Each entry that follows is to be retyped exactly. Pictures do not belong in the copy.

Begin Dataset content

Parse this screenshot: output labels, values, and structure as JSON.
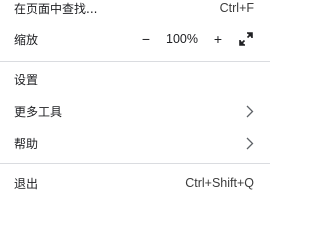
{
  "menu": {
    "find": {
      "label": "在页面中查找...",
      "shortcut": "Ctrl+F"
    },
    "zoom": {
      "label": "缩放",
      "minus_glyph": "−",
      "value": "100%",
      "plus_glyph": "+",
      "fullscreen_icon": "fullscreen-icon"
    },
    "settings": {
      "label": "设置"
    },
    "more_tools": {
      "label": "更多工具",
      "icon": "chevron-right-icon"
    },
    "help": {
      "label": "帮助",
      "icon": "chevron-right-icon"
    },
    "exit": {
      "label": "退出",
      "shortcut": "Ctrl+Shift+Q"
    }
  },
  "colors": {
    "text": "#202124",
    "divider": "#dadce0",
    "background": "#ffffff"
  }
}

End Dataset content

Response to the exercise>
Parse this screenshot: output labels, values, and structure as JSON.
{
  "menu": {
    "find": {
      "label": "在页面中查找...",
      "shortcut": "Ctrl+F"
    },
    "zoom": {
      "label": "缩放",
      "minus_glyph": "−",
      "value": "100%",
      "plus_glyph": "+",
      "fullscreen_icon": "fullscreen-icon"
    },
    "settings": {
      "label": "设置"
    },
    "more_tools": {
      "label": "更多工具",
      "icon": "chevron-right-icon"
    },
    "help": {
      "label": "帮助",
      "icon": "chevron-right-icon"
    },
    "exit": {
      "label": "退出",
      "shortcut": "Ctrl+Shift+Q"
    }
  },
  "colors": {
    "text": "#202124",
    "divider": "#dadce0",
    "background": "#ffffff"
  }
}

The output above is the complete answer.